▶ [STATED GOAL] Repeat the listing word for word. No pictures belong in the copy.

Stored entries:
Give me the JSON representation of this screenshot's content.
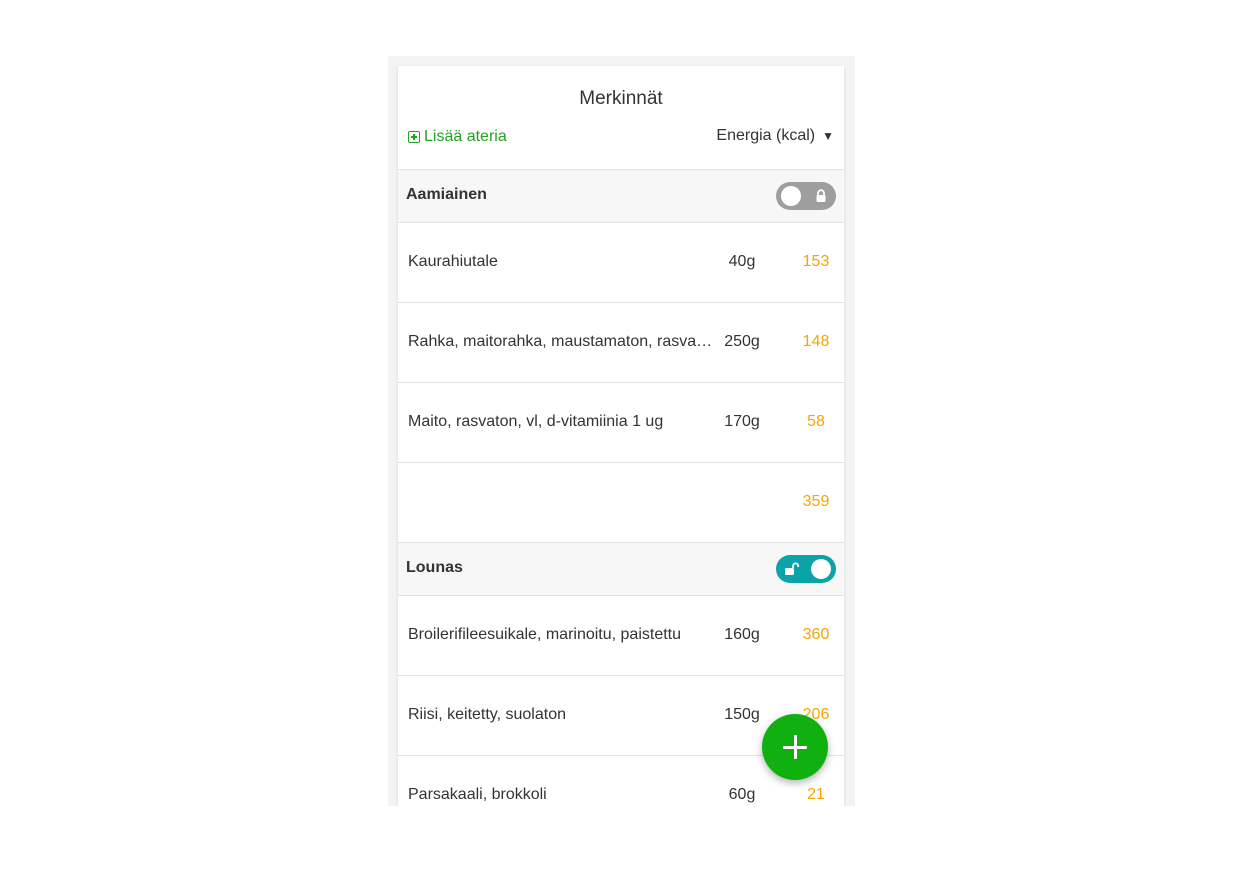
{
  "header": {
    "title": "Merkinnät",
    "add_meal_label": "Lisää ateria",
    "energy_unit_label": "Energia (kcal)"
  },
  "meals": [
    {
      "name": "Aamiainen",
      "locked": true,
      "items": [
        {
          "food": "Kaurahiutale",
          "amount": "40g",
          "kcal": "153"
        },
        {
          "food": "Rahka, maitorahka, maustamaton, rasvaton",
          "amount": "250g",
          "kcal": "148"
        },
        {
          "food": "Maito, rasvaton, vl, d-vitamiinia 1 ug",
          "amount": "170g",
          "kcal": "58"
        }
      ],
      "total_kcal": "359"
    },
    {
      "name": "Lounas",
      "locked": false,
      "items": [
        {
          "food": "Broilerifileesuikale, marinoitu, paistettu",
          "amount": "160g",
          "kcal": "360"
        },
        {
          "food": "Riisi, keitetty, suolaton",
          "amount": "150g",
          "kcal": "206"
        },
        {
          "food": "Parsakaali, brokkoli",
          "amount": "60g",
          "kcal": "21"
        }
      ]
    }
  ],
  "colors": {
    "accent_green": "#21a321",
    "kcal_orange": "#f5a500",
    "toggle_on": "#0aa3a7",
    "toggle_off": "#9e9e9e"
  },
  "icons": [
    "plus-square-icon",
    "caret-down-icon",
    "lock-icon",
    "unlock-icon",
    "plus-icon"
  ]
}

▶ [WRITTEN REPLY]
Give me the JSON representation of this screenshot's content.
{
  "header": {
    "title": "Merkinnät",
    "add_meal_label": "Lisää ateria",
    "energy_unit_label": "Energia (kcal)"
  },
  "meals": [
    {
      "name": "Aamiainen",
      "locked": true,
      "items": [
        {
          "food": "Kaurahiutale",
          "amount": "40g",
          "kcal": "153"
        },
        {
          "food": "Rahka, maitorahka, maustamaton, rasvaton",
          "amount": "250g",
          "kcal": "148"
        },
        {
          "food": "Maito, rasvaton, vl, d-vitamiinia 1 ug",
          "amount": "170g",
          "kcal": "58"
        }
      ],
      "total_kcal": "359"
    },
    {
      "name": "Lounas",
      "locked": false,
      "items": [
        {
          "food": "Broilerifileesuikale, marinoitu, paistettu",
          "amount": "160g",
          "kcal": "360"
        },
        {
          "food": "Riisi, keitetty, suolaton",
          "amount": "150g",
          "kcal": "206"
        },
        {
          "food": "Parsakaali, brokkoli",
          "amount": "60g",
          "kcal": "21"
        }
      ]
    }
  ],
  "colors": {
    "accent_green": "#21a321",
    "kcal_orange": "#f5a500",
    "toggle_on": "#0aa3a7",
    "toggle_off": "#9e9e9e"
  },
  "icons": [
    "plus-square-icon",
    "caret-down-icon",
    "lock-icon",
    "unlock-icon",
    "plus-icon"
  ]
}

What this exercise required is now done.